### Information shown
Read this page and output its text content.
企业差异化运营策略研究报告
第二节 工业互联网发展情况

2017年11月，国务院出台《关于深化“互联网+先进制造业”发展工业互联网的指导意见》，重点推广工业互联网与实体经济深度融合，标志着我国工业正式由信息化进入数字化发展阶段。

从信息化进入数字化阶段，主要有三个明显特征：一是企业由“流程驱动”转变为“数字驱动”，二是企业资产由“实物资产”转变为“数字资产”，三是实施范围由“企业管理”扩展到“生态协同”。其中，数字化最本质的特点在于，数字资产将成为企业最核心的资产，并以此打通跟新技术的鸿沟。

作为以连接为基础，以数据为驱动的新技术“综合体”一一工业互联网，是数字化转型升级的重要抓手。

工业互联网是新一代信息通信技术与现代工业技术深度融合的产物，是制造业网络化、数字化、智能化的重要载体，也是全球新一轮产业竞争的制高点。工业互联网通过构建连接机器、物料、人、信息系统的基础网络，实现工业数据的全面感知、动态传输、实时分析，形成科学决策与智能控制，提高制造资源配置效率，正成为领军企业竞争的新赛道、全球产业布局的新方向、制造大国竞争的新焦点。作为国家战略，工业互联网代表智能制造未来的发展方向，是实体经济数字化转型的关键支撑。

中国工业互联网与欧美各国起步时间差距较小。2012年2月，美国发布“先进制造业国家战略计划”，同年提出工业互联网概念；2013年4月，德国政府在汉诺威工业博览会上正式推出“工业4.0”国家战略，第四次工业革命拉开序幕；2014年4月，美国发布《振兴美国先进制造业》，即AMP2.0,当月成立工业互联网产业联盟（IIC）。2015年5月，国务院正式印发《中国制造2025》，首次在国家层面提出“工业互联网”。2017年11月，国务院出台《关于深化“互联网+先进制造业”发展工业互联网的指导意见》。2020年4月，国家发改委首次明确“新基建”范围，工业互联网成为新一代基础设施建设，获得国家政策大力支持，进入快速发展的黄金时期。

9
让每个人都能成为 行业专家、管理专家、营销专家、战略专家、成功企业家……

### Task instructions
Pick out all lines from the data above in which the word "国务院出台" appears.

### Response to this task
2017年11月，国务院出台《关于深化“互联网+先进制造业”发展工业互联网的指导意见》，重点推广工业互联网与实体经济深度融合，标志着我国工业正式由信息化进入数字化发展阶段。
中国工业互联网与欧美各国起步时间差距较小。2012年2月，美国发布“先进制造业国家战略计划”，同年提出工业互联网概念；2013年4月，德国政府在汉诺威工业博览会上正式推出“工业4.0”国家战略，第四次工业革命拉开序幕；2014年4月，美国发布《振兴美国先进制造业》，即AMP2.0,当月成立工业互联网产业联盟（IIC）。2015年5月，国务院正式印发《中国制造2025》，首次在国家层面提出“工业互联网”。2017年11月，国务院出台《关于深化“互联网+先进制造业”发展工业互联网的指导意见》。2020年4月，国家发改委首次明确“新基建”范围，工业互联网成为新一代基础设施建设，获得国家政策大力支持，进入快速发展的黄金时期。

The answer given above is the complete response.